-- BEGIN --

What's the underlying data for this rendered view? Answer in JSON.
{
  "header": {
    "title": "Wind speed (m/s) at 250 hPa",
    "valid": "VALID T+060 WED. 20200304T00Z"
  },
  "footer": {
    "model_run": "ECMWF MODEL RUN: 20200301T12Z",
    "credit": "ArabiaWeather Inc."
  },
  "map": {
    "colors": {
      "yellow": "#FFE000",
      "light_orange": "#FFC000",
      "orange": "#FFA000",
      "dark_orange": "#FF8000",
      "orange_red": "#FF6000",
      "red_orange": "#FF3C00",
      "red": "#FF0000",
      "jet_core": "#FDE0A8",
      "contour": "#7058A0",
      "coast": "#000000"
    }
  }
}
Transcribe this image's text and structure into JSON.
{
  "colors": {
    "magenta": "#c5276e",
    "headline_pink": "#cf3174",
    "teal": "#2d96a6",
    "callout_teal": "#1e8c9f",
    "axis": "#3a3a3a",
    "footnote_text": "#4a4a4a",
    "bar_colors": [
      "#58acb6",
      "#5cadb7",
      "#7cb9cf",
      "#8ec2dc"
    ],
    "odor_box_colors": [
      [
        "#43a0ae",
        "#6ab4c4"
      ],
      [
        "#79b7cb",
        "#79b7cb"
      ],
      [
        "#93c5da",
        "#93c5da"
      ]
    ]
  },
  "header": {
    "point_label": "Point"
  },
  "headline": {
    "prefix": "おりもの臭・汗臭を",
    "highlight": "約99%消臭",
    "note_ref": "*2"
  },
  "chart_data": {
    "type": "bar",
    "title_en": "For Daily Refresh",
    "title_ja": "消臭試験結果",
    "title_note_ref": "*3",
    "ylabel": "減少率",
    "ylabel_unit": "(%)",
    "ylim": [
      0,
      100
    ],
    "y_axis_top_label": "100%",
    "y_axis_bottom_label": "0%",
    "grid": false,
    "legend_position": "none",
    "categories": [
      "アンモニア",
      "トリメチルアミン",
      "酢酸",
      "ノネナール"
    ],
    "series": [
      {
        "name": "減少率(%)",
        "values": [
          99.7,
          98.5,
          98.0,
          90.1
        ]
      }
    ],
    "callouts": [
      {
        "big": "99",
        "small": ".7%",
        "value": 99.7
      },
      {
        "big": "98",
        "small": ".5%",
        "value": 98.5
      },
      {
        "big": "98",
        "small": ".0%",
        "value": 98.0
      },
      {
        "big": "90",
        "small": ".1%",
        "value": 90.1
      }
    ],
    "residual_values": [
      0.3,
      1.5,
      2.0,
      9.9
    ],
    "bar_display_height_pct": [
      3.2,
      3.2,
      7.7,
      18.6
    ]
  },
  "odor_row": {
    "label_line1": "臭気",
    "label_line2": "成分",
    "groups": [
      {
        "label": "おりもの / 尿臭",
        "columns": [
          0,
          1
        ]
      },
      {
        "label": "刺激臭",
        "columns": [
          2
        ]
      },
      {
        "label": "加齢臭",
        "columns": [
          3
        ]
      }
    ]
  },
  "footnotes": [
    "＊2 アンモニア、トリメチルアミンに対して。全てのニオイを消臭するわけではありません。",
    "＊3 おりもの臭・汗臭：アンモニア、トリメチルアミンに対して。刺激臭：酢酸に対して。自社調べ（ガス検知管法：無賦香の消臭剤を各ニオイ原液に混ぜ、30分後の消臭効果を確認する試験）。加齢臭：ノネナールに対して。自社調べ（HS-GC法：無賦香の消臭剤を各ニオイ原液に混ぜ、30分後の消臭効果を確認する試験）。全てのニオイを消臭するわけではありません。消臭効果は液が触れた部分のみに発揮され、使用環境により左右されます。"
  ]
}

-- END --

List each line of the entries that holds the string "おりもの臭".

◆ **SOLUTION TO THE EXERCISE**:
    "prefix": "おりもの臭・汗臭を",
    "＊3 おりもの臭・汗臭：アンモニア、トリメチルアミンに対して。刺激臭：酢酸に対して。自社調べ（ガス検知管法：無賦香の消臭剤を各ニオイ原液に混ぜ、30分後の消臭効果を確認する試験）。加齢臭：ノネナールに対して。自社調べ（HS-GC法：無賦香の消臭剤を各ニオイ原液に混ぜ、30分後の消臭効果を確認する試験）。全てのニオイを消臭するわけではありません。消臭効果は液が触れた部分のみに発揮され、使用環境により左右されます。"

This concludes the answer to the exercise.